## Input
..............................

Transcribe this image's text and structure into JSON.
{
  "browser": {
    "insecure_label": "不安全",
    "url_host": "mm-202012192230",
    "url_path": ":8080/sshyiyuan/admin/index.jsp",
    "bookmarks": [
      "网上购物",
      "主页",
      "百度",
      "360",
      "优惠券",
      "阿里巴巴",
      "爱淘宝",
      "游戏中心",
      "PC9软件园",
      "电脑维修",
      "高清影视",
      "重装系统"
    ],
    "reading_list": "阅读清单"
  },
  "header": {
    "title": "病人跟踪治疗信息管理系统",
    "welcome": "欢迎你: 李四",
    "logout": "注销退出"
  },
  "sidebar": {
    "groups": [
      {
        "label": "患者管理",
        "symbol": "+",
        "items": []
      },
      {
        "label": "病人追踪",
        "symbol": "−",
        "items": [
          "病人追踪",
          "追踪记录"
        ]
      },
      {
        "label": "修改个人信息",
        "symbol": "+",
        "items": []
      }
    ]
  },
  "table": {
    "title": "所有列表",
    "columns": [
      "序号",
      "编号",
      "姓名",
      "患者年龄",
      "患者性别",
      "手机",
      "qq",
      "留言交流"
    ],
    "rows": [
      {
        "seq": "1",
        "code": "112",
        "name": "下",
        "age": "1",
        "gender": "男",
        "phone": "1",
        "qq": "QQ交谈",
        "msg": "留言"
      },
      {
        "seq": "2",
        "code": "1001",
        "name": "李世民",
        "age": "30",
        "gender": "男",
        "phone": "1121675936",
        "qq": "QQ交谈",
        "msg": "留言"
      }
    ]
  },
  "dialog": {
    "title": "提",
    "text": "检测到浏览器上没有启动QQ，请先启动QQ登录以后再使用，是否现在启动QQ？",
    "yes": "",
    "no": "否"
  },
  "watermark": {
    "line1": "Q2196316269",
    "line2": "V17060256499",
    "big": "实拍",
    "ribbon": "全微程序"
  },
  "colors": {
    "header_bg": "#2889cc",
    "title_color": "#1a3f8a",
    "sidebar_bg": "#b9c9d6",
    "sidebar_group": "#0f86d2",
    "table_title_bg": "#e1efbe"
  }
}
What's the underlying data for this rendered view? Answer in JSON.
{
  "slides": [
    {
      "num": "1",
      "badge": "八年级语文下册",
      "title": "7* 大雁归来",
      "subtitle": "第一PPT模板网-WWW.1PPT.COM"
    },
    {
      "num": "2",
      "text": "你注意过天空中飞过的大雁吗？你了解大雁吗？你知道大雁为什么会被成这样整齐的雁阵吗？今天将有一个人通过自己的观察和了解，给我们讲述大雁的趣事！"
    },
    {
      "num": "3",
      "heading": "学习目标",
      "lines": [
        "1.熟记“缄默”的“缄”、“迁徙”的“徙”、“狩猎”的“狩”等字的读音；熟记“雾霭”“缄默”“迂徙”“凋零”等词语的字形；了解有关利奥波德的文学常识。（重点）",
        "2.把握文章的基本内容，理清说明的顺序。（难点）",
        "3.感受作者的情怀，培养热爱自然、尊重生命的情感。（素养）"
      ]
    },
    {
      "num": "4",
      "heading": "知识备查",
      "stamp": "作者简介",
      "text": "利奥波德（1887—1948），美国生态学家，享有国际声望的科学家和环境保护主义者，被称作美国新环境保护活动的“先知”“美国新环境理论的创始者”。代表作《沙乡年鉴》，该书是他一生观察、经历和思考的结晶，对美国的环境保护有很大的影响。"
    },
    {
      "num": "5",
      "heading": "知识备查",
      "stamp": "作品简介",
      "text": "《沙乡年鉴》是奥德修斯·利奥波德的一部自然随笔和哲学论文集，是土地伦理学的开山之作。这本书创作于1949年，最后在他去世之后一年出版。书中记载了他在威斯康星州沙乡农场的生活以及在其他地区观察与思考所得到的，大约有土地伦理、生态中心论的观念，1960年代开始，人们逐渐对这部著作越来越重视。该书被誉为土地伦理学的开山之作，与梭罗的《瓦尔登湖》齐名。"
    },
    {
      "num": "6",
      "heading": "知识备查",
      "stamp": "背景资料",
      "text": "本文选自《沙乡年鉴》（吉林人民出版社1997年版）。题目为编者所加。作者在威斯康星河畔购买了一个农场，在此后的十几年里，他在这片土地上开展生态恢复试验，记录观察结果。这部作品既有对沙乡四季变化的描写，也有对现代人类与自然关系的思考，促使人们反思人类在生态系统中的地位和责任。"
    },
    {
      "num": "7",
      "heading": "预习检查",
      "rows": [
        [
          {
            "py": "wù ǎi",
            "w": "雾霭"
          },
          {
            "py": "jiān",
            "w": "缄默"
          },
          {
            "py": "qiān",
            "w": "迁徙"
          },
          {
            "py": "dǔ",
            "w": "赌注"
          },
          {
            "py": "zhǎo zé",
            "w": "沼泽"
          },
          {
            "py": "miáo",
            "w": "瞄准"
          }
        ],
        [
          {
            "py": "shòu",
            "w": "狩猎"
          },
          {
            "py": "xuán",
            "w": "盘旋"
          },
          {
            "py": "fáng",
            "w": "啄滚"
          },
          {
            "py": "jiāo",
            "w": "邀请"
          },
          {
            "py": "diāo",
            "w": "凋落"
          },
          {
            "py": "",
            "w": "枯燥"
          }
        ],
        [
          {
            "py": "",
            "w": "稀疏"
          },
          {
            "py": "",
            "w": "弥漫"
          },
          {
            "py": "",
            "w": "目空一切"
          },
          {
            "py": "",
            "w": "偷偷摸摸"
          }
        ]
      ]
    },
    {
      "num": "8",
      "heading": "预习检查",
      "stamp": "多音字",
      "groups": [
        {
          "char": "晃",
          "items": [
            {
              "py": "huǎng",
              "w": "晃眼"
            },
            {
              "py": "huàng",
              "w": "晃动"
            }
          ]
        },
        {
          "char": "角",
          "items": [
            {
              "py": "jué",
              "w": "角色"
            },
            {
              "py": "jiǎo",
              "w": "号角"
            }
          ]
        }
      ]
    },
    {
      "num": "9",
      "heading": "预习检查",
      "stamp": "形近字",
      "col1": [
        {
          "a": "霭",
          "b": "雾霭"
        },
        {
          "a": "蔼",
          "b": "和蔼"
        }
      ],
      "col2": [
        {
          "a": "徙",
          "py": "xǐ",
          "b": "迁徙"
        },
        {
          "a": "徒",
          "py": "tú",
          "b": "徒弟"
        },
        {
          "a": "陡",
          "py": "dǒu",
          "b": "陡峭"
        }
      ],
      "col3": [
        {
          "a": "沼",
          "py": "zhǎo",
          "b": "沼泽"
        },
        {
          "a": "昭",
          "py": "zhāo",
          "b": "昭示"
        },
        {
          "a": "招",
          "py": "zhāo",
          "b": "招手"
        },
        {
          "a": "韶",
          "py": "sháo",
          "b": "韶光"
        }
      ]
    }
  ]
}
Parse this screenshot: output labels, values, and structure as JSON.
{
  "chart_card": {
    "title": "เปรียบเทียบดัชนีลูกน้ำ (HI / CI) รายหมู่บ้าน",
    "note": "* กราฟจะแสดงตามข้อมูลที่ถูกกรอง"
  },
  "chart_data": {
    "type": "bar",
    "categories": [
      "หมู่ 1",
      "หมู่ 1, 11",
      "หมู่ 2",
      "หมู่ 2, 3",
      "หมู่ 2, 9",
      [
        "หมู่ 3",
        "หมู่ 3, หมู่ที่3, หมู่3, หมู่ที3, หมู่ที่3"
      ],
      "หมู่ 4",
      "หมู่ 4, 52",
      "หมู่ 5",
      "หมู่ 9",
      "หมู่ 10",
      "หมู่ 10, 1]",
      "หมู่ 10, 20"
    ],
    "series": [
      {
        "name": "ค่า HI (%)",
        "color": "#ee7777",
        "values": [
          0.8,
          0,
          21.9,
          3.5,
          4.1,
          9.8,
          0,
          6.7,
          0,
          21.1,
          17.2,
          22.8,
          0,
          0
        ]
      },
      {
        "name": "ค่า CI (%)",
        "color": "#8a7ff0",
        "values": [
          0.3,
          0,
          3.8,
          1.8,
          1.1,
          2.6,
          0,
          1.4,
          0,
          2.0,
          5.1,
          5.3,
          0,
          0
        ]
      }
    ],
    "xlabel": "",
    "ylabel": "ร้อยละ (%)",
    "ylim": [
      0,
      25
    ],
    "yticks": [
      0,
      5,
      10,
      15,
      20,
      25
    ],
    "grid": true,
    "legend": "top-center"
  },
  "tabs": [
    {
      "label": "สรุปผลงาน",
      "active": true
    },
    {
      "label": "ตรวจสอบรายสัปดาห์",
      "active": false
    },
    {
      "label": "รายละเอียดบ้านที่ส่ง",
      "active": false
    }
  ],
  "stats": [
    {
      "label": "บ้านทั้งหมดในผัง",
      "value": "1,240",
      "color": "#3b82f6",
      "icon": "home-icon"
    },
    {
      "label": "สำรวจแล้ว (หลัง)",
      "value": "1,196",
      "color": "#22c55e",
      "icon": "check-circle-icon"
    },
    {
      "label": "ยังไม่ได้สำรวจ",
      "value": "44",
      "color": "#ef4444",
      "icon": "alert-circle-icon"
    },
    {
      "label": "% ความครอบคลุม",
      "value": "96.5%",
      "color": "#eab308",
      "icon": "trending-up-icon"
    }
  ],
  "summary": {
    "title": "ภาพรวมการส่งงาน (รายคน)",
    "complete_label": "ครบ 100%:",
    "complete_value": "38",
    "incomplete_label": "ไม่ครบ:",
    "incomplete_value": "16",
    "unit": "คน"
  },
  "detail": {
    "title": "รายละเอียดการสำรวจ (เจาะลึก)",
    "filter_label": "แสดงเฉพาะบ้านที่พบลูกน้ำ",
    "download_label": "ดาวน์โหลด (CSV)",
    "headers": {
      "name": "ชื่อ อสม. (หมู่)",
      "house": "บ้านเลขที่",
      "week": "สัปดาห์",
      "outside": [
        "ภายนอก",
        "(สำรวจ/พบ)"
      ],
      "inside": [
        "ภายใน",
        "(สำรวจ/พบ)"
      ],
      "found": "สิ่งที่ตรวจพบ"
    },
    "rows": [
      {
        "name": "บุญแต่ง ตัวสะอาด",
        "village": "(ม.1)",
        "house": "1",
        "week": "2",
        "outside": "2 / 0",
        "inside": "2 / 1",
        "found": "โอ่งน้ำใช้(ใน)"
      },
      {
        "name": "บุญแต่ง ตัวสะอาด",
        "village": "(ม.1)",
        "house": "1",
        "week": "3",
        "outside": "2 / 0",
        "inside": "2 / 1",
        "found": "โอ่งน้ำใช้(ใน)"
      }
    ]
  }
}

..............................

## Short task
Find all lines where the word "icon" appears. Copy them.

## Result for this task
      "icon": "home-icon"
      "icon": "check-circle-icon"
      "icon": "alert-circle-icon"
      "icon": "trending-up-icon"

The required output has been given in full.